Check every line below for the word "this" and copy the ones that have it.

== Supplied data ==

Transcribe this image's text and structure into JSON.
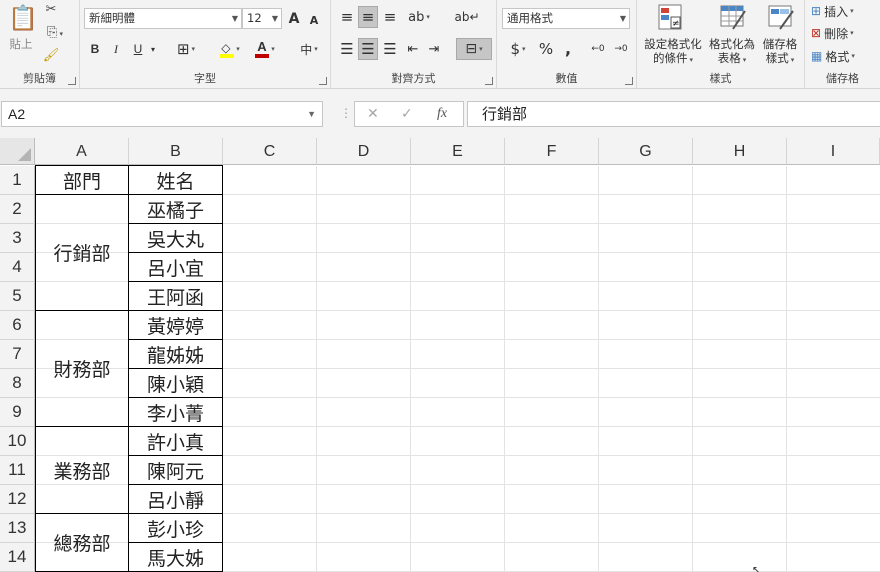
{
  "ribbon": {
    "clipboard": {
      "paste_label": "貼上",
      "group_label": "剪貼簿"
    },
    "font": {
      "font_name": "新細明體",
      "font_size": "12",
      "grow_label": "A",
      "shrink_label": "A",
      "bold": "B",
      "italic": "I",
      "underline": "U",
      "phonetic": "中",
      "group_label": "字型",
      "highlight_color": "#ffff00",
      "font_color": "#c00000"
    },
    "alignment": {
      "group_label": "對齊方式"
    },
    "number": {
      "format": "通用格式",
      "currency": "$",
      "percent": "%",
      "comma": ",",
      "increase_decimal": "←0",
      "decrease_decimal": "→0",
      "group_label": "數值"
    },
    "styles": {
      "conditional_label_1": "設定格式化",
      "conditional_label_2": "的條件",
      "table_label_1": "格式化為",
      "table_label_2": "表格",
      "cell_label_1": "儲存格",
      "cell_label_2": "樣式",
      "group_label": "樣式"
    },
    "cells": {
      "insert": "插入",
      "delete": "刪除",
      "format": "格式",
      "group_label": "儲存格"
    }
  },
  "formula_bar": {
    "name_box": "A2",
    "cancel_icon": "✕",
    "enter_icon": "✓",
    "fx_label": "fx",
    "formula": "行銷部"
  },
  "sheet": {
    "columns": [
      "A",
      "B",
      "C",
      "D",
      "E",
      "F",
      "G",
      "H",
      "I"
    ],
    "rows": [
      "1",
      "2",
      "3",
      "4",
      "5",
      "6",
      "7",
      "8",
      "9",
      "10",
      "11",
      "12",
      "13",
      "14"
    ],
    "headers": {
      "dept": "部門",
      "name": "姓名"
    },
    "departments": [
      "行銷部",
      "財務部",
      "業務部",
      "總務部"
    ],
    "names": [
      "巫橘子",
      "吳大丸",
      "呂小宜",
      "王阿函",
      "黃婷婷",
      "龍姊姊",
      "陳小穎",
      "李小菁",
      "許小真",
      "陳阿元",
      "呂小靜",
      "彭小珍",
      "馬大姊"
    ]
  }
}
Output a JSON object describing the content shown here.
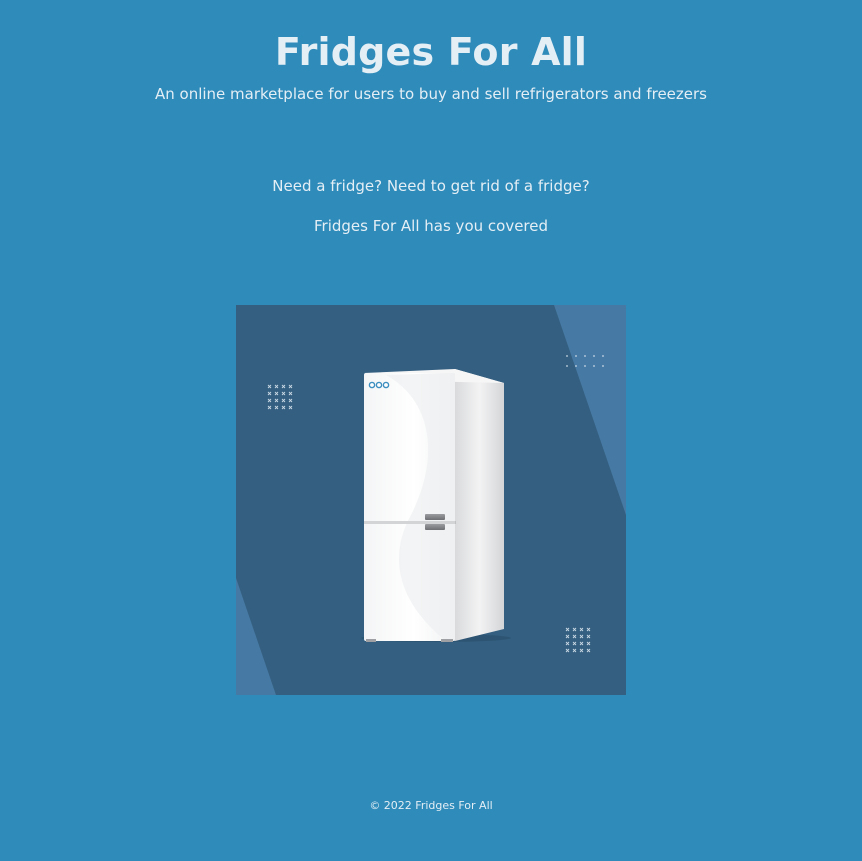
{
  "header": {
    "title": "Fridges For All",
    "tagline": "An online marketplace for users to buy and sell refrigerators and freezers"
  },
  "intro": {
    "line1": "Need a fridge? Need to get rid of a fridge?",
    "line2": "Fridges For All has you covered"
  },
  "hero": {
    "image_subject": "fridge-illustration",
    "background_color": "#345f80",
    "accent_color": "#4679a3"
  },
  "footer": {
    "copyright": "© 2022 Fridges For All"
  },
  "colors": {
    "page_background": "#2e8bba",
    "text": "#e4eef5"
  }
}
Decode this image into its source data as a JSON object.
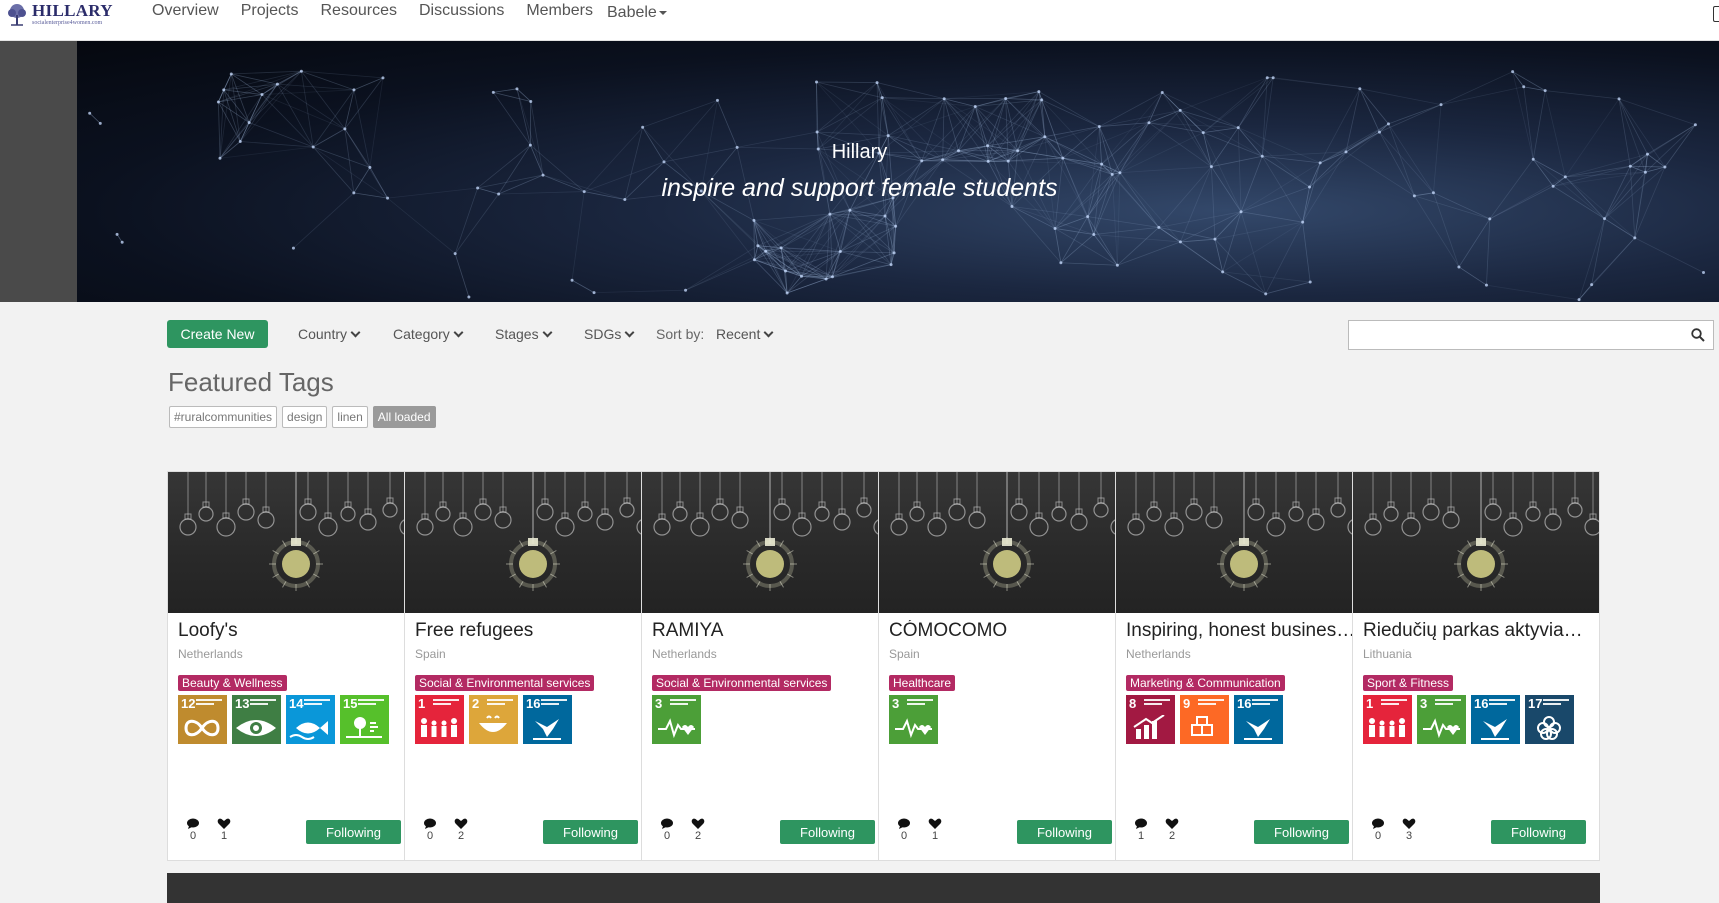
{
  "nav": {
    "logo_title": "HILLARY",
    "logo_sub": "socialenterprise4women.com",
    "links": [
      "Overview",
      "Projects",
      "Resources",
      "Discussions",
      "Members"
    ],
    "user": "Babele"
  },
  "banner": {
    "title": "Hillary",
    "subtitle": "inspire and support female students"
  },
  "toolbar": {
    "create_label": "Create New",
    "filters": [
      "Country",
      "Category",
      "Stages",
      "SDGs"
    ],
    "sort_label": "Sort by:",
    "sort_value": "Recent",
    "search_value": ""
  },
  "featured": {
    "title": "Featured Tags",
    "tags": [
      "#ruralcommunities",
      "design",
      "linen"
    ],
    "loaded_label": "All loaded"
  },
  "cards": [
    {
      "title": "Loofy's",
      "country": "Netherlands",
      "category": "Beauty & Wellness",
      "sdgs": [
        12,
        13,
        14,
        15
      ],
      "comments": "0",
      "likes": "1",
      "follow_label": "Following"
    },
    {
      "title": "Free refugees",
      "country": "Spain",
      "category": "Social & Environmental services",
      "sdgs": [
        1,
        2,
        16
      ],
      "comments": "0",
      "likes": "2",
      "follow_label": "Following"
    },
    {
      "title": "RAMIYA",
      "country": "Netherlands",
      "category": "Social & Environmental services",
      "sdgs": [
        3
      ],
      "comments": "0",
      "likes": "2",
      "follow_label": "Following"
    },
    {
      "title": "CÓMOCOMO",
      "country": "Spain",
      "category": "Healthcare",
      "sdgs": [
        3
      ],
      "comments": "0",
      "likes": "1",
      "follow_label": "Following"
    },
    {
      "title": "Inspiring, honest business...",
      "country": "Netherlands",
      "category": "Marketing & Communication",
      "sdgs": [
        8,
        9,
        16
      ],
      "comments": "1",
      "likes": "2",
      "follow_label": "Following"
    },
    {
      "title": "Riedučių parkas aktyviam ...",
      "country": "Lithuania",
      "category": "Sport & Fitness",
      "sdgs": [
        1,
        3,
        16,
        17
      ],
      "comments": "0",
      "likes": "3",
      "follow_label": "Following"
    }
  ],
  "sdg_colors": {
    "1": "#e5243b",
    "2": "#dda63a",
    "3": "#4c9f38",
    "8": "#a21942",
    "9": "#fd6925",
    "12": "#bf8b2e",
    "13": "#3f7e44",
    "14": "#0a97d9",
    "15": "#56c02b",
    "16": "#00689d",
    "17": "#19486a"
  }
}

===

### Task output
Transcribe this image's text and structure into JSON.
Decode this image into its source data as a JSON object.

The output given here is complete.